Give all of the lines again exactly as they read.

# Exercise inputs
* START *

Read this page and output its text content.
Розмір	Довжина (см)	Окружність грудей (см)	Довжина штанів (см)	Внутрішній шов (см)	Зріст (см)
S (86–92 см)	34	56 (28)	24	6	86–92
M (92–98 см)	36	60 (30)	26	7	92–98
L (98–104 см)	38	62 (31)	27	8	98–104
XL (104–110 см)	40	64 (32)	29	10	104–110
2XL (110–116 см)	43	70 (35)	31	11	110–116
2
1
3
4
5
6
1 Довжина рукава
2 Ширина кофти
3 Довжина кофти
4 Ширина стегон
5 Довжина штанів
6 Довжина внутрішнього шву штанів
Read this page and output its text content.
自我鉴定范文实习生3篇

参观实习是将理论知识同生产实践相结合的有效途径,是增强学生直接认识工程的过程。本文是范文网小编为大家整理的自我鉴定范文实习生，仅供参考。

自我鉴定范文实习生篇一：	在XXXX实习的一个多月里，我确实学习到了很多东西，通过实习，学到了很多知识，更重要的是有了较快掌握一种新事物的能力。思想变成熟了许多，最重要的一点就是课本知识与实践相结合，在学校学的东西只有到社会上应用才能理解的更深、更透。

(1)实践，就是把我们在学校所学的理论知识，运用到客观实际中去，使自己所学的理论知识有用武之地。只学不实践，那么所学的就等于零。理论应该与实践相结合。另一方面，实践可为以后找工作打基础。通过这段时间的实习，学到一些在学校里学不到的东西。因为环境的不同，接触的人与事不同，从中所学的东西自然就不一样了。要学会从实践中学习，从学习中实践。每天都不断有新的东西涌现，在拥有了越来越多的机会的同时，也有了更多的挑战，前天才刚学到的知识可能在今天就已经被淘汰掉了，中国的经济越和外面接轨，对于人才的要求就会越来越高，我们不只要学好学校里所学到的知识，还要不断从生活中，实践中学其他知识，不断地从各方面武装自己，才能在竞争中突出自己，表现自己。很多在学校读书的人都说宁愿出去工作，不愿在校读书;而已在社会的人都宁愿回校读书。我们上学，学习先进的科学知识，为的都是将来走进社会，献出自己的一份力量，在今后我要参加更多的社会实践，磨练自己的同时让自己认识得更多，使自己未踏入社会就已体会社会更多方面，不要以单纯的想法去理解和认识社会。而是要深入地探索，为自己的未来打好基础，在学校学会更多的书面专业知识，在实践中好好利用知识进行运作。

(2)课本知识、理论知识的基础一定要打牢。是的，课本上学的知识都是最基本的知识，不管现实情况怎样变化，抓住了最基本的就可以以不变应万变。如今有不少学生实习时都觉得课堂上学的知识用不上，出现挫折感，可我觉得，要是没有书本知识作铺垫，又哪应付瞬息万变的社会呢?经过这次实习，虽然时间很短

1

* END *

# Exercise result
Read this page and output its text content.
Розмір	Довжина (см)	Окружність грудей (см)	Довжина штанів (см)	Внутрішній шов (см)	Зріст (см)
S (86–92 см)	34	56 (28)	24	6	86–92
M (92–98 см)	36	60 (30)	26	7	92–98
L (98–104 см)	38	62 (31)	27	8	98–104
XL (104–110 см)	40	64 (32)	29	10	104–110
2XL (110–116 см)	43	70 (35)	31	11	110–116
2
1
3
4
5
6
1 Довжина рукава
2 Ширина кофти
3 Довжина кофти
4 Ширина стегон
5 Довжина штанів
6 Довжина внутрішнього шву штанів
Read this page and output its text content.
自我鉴定范文实习生3篇

参观实习是将理论知识同生产实践相结合的有效途径,是增强学生直接认识工程的过程。本文是范文网小编为大家整理的自我鉴定范文实习生，仅供参考。

自我鉴定范文实习生篇一：	在XXXX实习的一个多月里，我确实学习到了很多东西，通过实习，学到了很多知识，更重要的是有了较快掌握一种新事物的能力。思想变成熟了许多，最重要的一点就是课本知识与实践相结合，在学校学的东西只有到社会上应用才能理解的更深、更透。

(1)实践，就是把我们在学校所学的理论知识，运用到客观实际中去，使自己所学的理论知识有用武之地。只学不实践，那么所学的就等于零。理论应该与实践相结合。另一方面，实践可为以后找工作打基础。通过这段时间的实习，学到一些在学校里学不到的东西。因为环境的不同，接触的人与事不同，从中所学的东西自然就不一样了。要学会从实践中学习，从学习中实践。每天都不断有新的东西涌现，在拥有了越来越多的机会的同时，也有了更多的挑战，前天才刚学到的知识可能在今天就已经被淘汰掉了，中国的经济越和外面接轨，对于人才的要求就会越来越高，我们不只要学好学校里所学到的知识，还要不断从生活中，实践中学其他知识，不断地从各方面武装自己，才能在竞争中突出自己，表现自己。很多在学校读书的人都说宁愿出去工作，不愿在校读书;而已在社会的人都宁愿回校读书。我们上学，学习先进的科学知识，为的都是将来走进社会，献出自己的一份力量，在今后我要参加更多的社会实践，磨练自己的同时让自己认识得更多，使自己未踏入社会就已体会社会更多方面，不要以单纯的想法去理解和认识社会。而是要深入地探索，为自己的未来打好基础，在学校学会更多的书面专业知识，在实践中好好利用知识进行运作。

(2)课本知识、理论知识的基础一定要打牢。是的，课本上学的知识都是最基本的知识，不管现实情况怎样变化，抓住了最基本的就可以以不变应万变。如今有不少学生实习时都觉得课堂上学的知识用不上，出现挫折感，可我觉得，要是没有书本知识作铺垫，又哪应付瞬息万变的社会呢?经过这次实习，虽然时间很短

1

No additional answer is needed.